**DIRECTIONS FOR THIS TASK:**
Extract each line of the data and write it out again exactly.

**RAW DATA:**
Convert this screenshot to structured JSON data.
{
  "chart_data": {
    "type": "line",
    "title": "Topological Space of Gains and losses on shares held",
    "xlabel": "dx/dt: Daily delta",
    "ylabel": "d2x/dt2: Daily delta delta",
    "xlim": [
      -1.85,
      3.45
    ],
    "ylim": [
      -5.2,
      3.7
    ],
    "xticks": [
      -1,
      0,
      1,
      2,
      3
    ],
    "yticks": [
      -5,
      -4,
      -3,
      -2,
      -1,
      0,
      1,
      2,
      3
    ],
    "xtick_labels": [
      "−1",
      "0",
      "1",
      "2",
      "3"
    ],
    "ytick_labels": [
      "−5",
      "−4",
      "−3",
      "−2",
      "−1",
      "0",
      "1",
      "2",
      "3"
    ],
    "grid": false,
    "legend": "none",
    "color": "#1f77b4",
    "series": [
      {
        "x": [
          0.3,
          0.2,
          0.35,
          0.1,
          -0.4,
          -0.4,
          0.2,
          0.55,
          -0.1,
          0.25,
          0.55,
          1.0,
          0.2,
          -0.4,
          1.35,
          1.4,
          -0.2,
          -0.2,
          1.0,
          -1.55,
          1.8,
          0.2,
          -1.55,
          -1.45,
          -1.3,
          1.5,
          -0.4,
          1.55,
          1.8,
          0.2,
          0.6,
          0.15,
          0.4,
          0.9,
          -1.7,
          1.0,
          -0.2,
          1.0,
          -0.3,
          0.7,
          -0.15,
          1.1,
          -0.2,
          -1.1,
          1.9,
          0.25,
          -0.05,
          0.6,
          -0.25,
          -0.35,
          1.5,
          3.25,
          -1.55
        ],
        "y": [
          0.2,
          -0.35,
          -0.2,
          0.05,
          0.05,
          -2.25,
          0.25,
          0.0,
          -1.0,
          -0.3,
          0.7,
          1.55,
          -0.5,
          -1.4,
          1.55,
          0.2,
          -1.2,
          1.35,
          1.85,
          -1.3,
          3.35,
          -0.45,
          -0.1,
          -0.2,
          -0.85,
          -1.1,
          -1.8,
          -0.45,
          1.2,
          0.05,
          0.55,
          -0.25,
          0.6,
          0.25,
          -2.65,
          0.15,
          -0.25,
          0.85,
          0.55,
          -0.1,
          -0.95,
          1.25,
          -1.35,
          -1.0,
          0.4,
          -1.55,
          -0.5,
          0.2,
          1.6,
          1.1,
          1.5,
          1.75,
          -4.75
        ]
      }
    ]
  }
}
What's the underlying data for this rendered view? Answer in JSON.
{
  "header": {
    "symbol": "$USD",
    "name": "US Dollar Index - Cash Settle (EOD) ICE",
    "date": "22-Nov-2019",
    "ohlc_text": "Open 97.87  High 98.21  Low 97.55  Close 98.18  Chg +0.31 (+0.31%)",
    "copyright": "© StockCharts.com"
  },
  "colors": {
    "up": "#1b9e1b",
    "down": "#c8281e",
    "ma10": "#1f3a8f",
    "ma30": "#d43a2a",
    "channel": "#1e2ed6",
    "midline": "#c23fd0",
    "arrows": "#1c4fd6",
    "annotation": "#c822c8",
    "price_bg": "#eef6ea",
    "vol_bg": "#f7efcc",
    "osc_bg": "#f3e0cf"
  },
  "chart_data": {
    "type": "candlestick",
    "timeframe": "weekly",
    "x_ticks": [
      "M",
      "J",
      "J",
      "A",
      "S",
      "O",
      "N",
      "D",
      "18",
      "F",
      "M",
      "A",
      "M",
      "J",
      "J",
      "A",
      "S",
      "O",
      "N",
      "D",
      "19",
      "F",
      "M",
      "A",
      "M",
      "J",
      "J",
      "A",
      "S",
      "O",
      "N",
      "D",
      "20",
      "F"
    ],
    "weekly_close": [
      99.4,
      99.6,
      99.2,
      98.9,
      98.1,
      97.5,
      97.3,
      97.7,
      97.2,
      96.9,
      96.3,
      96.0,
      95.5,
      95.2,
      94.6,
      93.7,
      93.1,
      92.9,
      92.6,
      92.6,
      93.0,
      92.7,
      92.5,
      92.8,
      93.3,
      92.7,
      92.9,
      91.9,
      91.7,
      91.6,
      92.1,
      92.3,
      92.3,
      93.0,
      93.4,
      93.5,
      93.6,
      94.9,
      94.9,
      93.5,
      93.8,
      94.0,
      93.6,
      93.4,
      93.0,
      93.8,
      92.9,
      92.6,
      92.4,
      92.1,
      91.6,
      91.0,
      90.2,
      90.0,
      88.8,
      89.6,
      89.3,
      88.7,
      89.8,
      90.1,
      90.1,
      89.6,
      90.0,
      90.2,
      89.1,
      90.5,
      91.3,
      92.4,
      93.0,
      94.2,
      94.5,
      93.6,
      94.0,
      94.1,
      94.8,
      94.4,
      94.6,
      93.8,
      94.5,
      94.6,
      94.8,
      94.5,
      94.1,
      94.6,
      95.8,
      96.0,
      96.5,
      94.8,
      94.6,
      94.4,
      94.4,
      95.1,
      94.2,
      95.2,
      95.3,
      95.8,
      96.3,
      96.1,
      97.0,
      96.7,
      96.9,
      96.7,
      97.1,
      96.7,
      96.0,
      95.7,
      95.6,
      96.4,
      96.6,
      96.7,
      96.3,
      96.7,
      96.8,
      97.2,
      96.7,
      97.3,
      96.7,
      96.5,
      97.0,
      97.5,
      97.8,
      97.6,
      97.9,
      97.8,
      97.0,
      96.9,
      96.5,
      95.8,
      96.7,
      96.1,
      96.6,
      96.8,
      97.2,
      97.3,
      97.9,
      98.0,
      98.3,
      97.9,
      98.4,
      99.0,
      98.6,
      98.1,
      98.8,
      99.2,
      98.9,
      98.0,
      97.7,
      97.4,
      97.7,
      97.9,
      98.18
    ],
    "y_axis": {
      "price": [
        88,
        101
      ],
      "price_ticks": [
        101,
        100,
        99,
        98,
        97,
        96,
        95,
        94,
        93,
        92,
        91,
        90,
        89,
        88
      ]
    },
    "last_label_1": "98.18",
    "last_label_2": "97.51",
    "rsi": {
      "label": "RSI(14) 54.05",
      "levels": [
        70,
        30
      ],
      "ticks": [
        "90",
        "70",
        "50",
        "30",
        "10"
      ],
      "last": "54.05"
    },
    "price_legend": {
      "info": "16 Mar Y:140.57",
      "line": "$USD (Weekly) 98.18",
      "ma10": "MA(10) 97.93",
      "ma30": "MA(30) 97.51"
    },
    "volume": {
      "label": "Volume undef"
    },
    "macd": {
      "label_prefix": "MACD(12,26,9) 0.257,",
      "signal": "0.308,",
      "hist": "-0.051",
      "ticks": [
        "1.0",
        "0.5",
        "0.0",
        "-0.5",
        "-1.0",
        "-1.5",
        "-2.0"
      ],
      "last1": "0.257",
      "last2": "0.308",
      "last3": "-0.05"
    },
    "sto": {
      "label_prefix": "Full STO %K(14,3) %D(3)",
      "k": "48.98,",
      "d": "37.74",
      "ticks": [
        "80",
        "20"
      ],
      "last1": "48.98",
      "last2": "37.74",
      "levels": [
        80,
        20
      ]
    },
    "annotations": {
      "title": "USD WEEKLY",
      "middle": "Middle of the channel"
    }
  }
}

**FULL OUTPUT:**
Convert this screenshot to structured JSON data.
{
  "chart_data": {
    "type": "line",
    "title": "Topological Space of Gains and losses on shares held",
    "xlabel": "dx/dt: Daily delta",
    "ylabel": "d2x/dt2: Daily delta delta",
    "xlim": [
      -1.85,
      3.45
    ],
    "ylim": [
      -5.2,
      3.7
    ],
    "xticks": [
      -1,
      0,
      1,
      2,
      3
    ],
    "yticks": [
      -5,
      -4,
      -3,
      -2,
      -1,
      0,
      1,
      2,
      3
    ],
    "xtick_labels": [
      "−1",
      "0",
      "1",
      "2",
      "3"
    ],
    "ytick_labels": [
      "−5",
      "−4",
      "−3",
      "−2",
      "−1",
      "0",
      "1",
      "2",
      "3"
    ],
    "grid": false,
    "legend": "none",
    "color": "#1f77b4",
    "series": [
      {
        "x": [
          0.3,
          0.2,
          0.35,
          0.1,
          -0.4,
          -0.4,
          0.2,
          0.55,
          -0.1,
          0.25,
          0.55,
          1.0,
          0.2,
          -0.4,
          1.35,
          1.4,
          -0.2,
          -0.2,
          1.0,
          -1.55,
          1.8,
          0.2,
          -1.55,
          -1.45,
          -1.3,
          1.5,
          -0.4,
          1.55,
          1.8,
          0.2,
          0.6,
          0.15,
          0.4,
          0.9,
          -1.7,
          1.0,
          -0.2,
          1.0,
          -0.3,
          0.7,
          -0.15,
          1.1,
          -0.2,
          -1.1,
          1.9,
          0.25,
          -0.05,
          0.6,
          -0.25,
          -0.35,
          1.5,
          3.25,
          -1.55
        ],
        "y": [
          0.2,
          -0.35,
          -0.2,
          0.05,
          0.05,
          -2.25,
          0.25,
          0.0,
          -1.0,
          -0.3,
          0.7,
          1.55,
          -0.5,
          -1.4,
          1.55,
          0.2,
          -1.2,
          1.35,
          1.85,
          -1.3,
          3.35,
          -0.45,
          -0.1,
          -0.2,
          -0.85,
          -1.1,
          -1.8,
          -0.45,
          1.2,
          0.05,
          0.55,
          -0.25,
          0.6,
          0.25,
          -2.65,
          0.15,
          -0.25,
          0.85,
          0.55,
          -0.1,
          -0.95,
          1.25,
          -1.35,
          -1.0,
          0.4,
          -1.55,
          -0.5,
          0.2,
          1.6,
          1.1,
          1.5,
          1.75,
          -4.75
        ]
      }
    ]
  }
}
What's the underlying data for this rendered view? Answer in JSON.
{
  "header": {
    "symbol": "$USD",
    "name": "US Dollar Index - Cash Settle (EOD) ICE",
    "date": "22-Nov-2019",
    "ohlc_text": "Open 97.87  High 98.21  Low 97.55  Close 98.18  Chg +0.31 (+0.31%)",
    "copyright": "© StockCharts.com"
  },
  "colors": {
    "up": "#1b9e1b",
    "down": "#c8281e",
    "ma10": "#1f3a8f",
    "ma30": "#d43a2a",
    "channel": "#1e2ed6",
    "midline": "#c23fd0",
    "arrows": "#1c4fd6",
    "annotation": "#c822c8",
    "price_bg": "#eef6ea",
    "vol_bg": "#f7efcc",
    "osc_bg": "#f3e0cf"
  },
  "chart_data": {
    "type": "candlestick",
    "timeframe": "weekly",
    "x_ticks": [
      "M",
      "J",
      "J",
      "A",
      "S",
      "O",
      "N",
      "D",
      "18",
      "F",
      "M",
      "A",
      "M",
      "J",
      "J",
      "A",
      "S",
      "O",
      "N",
      "D",
      "19",
      "F",
      "M",
      "A",
      "M",
      "J",
      "J",
      "A",
      "S",
      "O",
      "N",
      "D",
      "20",
      "F"
    ],
    "weekly_close": [
      99.4,
      99.6,
      99.2,
      98.9,
      98.1,
      97.5,
      97.3,
      97.7,
      97.2,
      96.9,
      96.3,
      96.0,
      95.5,
      95.2,
      94.6,
      93.7,
      93.1,
      92.9,
      92.6,
      92.6,
      93.0,
      92.7,
      92.5,
      92.8,
      93.3,
      92.7,
      92.9,
      91.9,
      91.7,
      91.6,
      92.1,
      92.3,
      92.3,
      93.0,
      93.4,
      93.5,
      93.6,
      94.9,
      94.9,
      93.5,
      93.8,
      94.0,
      93.6,
      93.4,
      93.0,
      93.8,
      92.9,
      92.6,
      92.4,
      92.1,
      91.6,
      91.0,
      90.2,
      90.0,
      88.8,
      89.6,
      89.3,
      88.7,
      89.8,
      90.1,
      90.1,
      89.6,
      90.0,
      90.2,
      89.1,
      90.5,
      91.3,
      92.4,
      93.0,
      94.2,
      94.5,
      93.6,
      94.0,
      94.1,
      94.8,
      94.4,
      94.6,
      93.8,
      94.5,
      94.6,
      94.8,
      94.5,
      94.1,
      94.6,
      95.8,
      96.0,
      96.5,
      94.8,
      94.6,
      94.4,
      94.4,
      95.1,
      94.2,
      95.2,
      95.3,
      95.8,
      96.3,
      96.1,
      97.0,
      96.7,
      96.9,
      96.7,
      97.1,
      96.7,
      96.0,
      95.7,
      95.6,
      96.4,
      96.6,
      96.7,
      96.3,
      96.7,
      96.8,
      97.2,
      96.7,
      97.3,
      96.7,
      96.5,
      97.0,
      97.5,
      97.8,
      97.6,
      97.9,
      97.8,
      97.0,
      96.9,
      96.5,
      95.8,
      96.7,
      96.1,
      96.6,
      96.8,
      97.2,
      97.3,
      97.9,
      98.0,
      98.3,
      97.9,
      98.4,
      99.0,
      98.6,
      98.1,
      98.8,
      99.2,
      98.9,
      98.0,
      97.7,
      97.4,
      97.7,
      97.9,
      98.18
    ],
    "y_axis": {
      "price": [
        88,
        101
      ],
      "price_ticks": [
        101,
        100,
        99,
        98,
        97,
        96,
        95,
        94,
        93,
        92,
        91,
        90,
        89,
        88
      ]
    },
    "last_label_1": "98.18",
    "last_label_2": "97.51",
    "rsi": {
      "label": "RSI(14) 54.05",
      "levels": [
        70,
        30
      ],
      "ticks": [
        "90",
        "70",
        "50",
        "30",
        "10"
      ],
      "last": "54.05"
    },
    "price_legend": {
      "info": "16 Mar Y:140.57",
      "line": "$USD (Weekly) 98.18",
      "ma10": "MA(10) 97.93",
      "ma30": "MA(30) 97.51"
    },
    "volume": {
      "label": "Volume undef"
    },
    "macd": {
      "label_prefix": "MACD(12,26,9) 0.257,",
      "signal": "0.308,",
      "hist": "-0.051",
      "ticks": [
        "1.0",
        "0.5",
        "0.0",
        "-0.5",
        "-1.0",
        "-1.5",
        "-2.0"
      ],
      "last1": "0.257",
      "last2": "0.308",
      "last3": "-0.05"
    },
    "sto": {
      "label_prefix": "Full STO %K(14,3) %D(3)",
      "k": "48.98,",
      "d": "37.74",
      "ticks": [
        "80",
        "20"
      ],
      "last1": "48.98",
      "last2": "37.74",
      "levels": [
        80,
        20
      ]
    },
    "annotations": {
      "title": "USD WEEKLY",
      "middle": "Middle of the channel"
    }
  }
}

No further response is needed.